CHALLENGE: Where the word "Antal" occurs in a line, return that line.
— Begin INPUT RECORDS —
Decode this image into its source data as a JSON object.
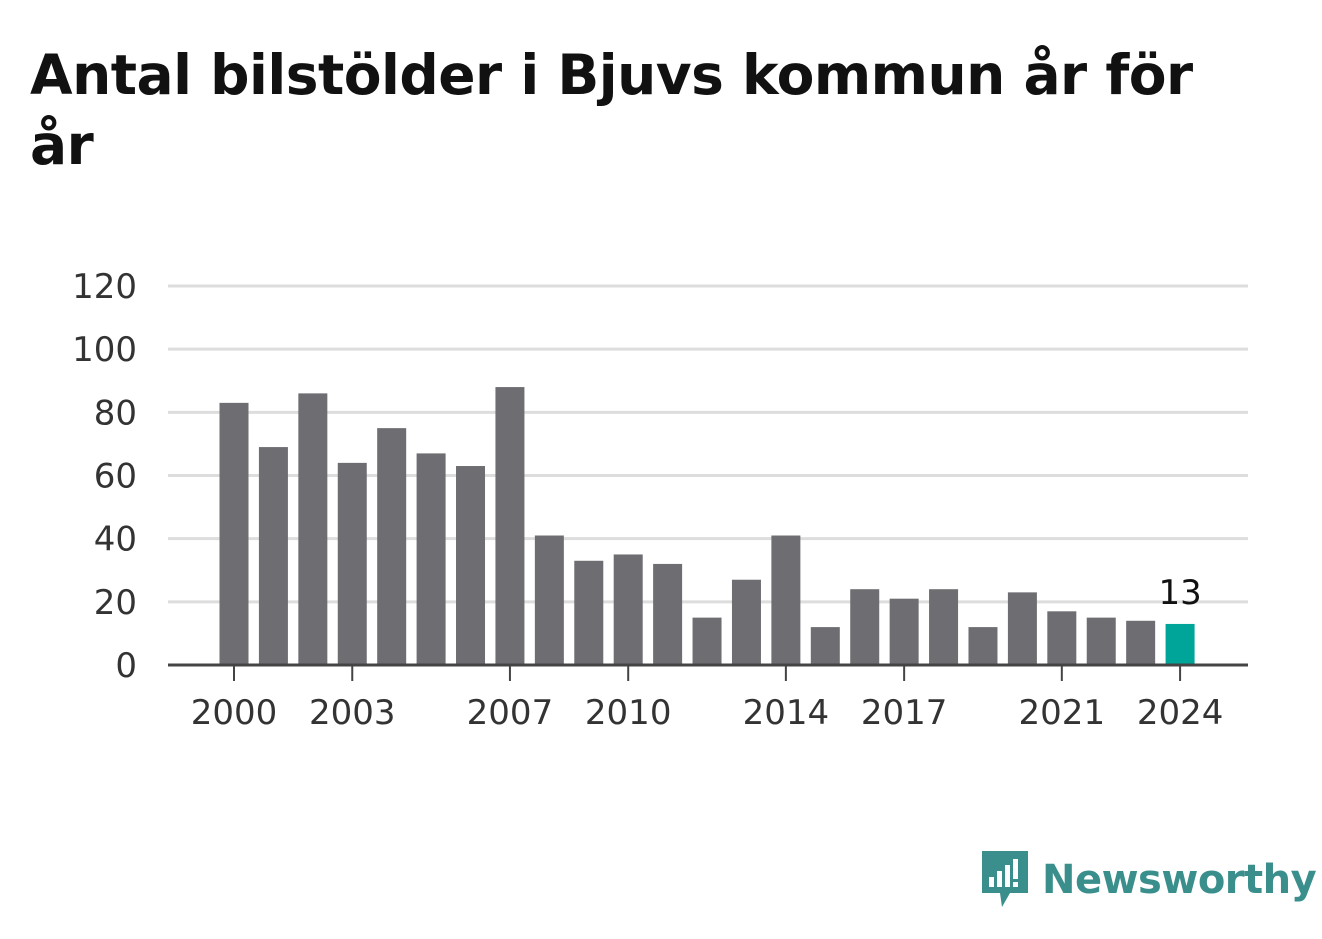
{
  "title": "Antal bilstölder i Bjuvs kommun år för år",
  "brand": {
    "name": "Newsworthy",
    "color": "#3a8f8c",
    "icon": "newsworthy-logo-icon"
  },
  "colors": {
    "bar": "#6e6d72",
    "highlight": "#00a59a",
    "grid": "#dddddd",
    "axis": "#444444"
  },
  "chart_data": {
    "type": "bar",
    "title": "Antal bilstölder i Bjuvs kommun år för år",
    "xlabel": "",
    "ylabel": "",
    "ylim": [
      0,
      120
    ],
    "yticks": [
      0,
      20,
      40,
      60,
      80,
      100,
      120
    ],
    "grid": true,
    "categories": [
      2000,
      2001,
      2002,
      2003,
      2004,
      2005,
      2006,
      2007,
      2008,
      2009,
      2010,
      2011,
      2012,
      2013,
      2014,
      2015,
      2016,
      2017,
      2018,
      2019,
      2020,
      2021,
      2022,
      2023,
      2024
    ],
    "xtick_labels": [
      "2000",
      "2003",
      "2007",
      "2010",
      "2014",
      "2017",
      "2021",
      "2024"
    ],
    "values": [
      83,
      69,
      86,
      64,
      75,
      67,
      63,
      88,
      41,
      33,
      35,
      32,
      15,
      27,
      41,
      12,
      24,
      21,
      24,
      12,
      23,
      17,
      15,
      14,
      13
    ],
    "highlight": {
      "category": 2024,
      "value": 13,
      "label": "13"
    }
  }
}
— End INPUT RECORDS —
ANSWER TO THIS TASK:
  "title": "Antal bilstölder i Bjuvs kommun år för år",
    "title": "Antal bilstölder i Bjuvs kommun år för år",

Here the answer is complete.